══ PROVIDED PASSAGE ══
Recently, intraoperative imaging technology was developed. Three-dimensional fluoroscopy and navigation systems improve the accuracy of pedicle screw insertion [20]. Cone-beam type CT is also being increasingly used for difficult procedures, such as cervical pedicle screw placement [21]. An intraoperative CT imaging system with a self-moving helical CT scanner gantry can provide intraoperative, high-resolution three-dimensional imaging in the operating room. Since this type of “mobile” CT system was installed in the OR at our institution, we have used this system to assist in cervical surgeries. We previously reported that the evaluation of intraoperative CT images dramatically improved the accuracy of cervical pedicle screw insertion because surgeons could obtain precise orientation [11].
═══
**WHAT THIS EXERCISE ASKS**.
1 – Translate this sentence from the passage on intraoperative imaging into Spanish: "An intraoperative CT imaging system with a self-moving helical CT scanner gantry can provide intraoperative, high-resolution three-dimensional imaging in the operating room."
2 – Do these statements agree with the passage on intraoperative imaging? Answer yes or no for each, quoting the deciding words. (a) Three-dimensional fluoroscopy and navigation systems make pedicle screw insertion more accurate. (b) Cone-beam type CT is being used less and less for difficult procedures. (c) The earlier report found that evaluating intraoperative CT images had only a small effect on the accuracy of cervical pedicle screw insertion.
══ DATA SECTION ══
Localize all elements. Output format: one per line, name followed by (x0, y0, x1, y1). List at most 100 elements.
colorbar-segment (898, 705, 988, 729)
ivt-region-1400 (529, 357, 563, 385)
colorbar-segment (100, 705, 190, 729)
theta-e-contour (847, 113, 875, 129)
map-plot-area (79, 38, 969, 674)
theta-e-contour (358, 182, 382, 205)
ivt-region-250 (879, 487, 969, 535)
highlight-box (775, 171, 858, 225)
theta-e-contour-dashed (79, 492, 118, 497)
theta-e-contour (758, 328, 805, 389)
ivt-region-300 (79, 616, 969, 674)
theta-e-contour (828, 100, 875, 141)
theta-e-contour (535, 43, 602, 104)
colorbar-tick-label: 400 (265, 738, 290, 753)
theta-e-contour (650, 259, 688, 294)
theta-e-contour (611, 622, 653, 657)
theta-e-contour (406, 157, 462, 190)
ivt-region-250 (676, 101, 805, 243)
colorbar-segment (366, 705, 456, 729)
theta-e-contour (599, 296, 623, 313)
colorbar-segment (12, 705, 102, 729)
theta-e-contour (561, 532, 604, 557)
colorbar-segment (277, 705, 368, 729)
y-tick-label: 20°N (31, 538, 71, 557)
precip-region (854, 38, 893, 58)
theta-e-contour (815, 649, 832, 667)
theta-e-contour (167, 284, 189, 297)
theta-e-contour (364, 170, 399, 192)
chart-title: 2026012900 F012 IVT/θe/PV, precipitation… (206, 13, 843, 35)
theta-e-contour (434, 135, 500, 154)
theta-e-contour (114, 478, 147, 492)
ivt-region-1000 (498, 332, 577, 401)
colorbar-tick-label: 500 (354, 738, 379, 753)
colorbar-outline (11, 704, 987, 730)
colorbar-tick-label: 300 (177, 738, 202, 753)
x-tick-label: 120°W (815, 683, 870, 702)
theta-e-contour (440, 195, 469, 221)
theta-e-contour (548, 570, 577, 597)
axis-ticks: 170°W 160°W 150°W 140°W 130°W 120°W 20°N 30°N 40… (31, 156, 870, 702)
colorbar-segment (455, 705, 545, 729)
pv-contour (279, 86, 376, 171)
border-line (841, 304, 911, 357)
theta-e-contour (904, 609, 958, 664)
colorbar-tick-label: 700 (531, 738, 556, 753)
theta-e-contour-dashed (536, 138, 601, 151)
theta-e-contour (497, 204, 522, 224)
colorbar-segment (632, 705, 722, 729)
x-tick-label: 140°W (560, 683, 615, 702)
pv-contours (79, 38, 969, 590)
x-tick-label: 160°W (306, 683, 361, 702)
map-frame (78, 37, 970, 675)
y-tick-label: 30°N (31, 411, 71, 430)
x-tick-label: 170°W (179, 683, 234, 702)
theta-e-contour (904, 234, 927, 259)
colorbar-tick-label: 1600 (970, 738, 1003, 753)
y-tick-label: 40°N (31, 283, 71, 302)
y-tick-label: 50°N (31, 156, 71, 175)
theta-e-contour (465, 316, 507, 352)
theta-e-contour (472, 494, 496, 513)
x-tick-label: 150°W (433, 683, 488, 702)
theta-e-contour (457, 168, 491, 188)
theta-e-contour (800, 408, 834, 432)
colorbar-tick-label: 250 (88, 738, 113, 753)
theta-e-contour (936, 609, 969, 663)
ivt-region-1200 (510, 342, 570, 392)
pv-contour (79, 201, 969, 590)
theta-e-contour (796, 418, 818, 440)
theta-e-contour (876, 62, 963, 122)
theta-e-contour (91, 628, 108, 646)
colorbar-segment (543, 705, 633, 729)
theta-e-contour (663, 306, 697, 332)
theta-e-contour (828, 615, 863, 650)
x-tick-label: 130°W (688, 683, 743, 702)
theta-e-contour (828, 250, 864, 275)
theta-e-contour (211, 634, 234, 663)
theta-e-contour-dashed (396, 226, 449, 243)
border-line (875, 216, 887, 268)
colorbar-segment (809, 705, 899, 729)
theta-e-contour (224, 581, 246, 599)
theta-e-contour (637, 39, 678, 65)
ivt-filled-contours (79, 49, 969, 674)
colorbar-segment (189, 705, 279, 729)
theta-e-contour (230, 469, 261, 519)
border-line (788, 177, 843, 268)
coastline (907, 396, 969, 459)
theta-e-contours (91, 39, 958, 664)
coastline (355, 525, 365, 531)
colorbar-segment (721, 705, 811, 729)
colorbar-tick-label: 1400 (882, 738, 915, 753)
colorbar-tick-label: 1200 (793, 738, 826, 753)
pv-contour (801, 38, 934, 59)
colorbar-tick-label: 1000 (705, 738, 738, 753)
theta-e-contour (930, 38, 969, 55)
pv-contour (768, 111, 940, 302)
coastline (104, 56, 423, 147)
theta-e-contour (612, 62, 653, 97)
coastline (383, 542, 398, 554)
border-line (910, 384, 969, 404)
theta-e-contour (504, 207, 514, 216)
═══
**RESULTS IN ORDER**.
1 – Un sistema de imagen por TC intraoperatoria con un gantry de escáner de TC helicoidal autopropulsado puede proporcionar imágenes tridimensionales intraoperatorias de alta resolución en el quirófano.

2 –
(a) Yes: "Three-dimensional fluoroscopy and navigation systems improve the accuracy of pedicle screw insertion"
(b) No: "Cone-beam type CT is also being increasingly used for difficult procedures"
(c) No: "the evaluation of intraoperative CT images dramatically improved the accuracy of cervical pedicle screw insertion"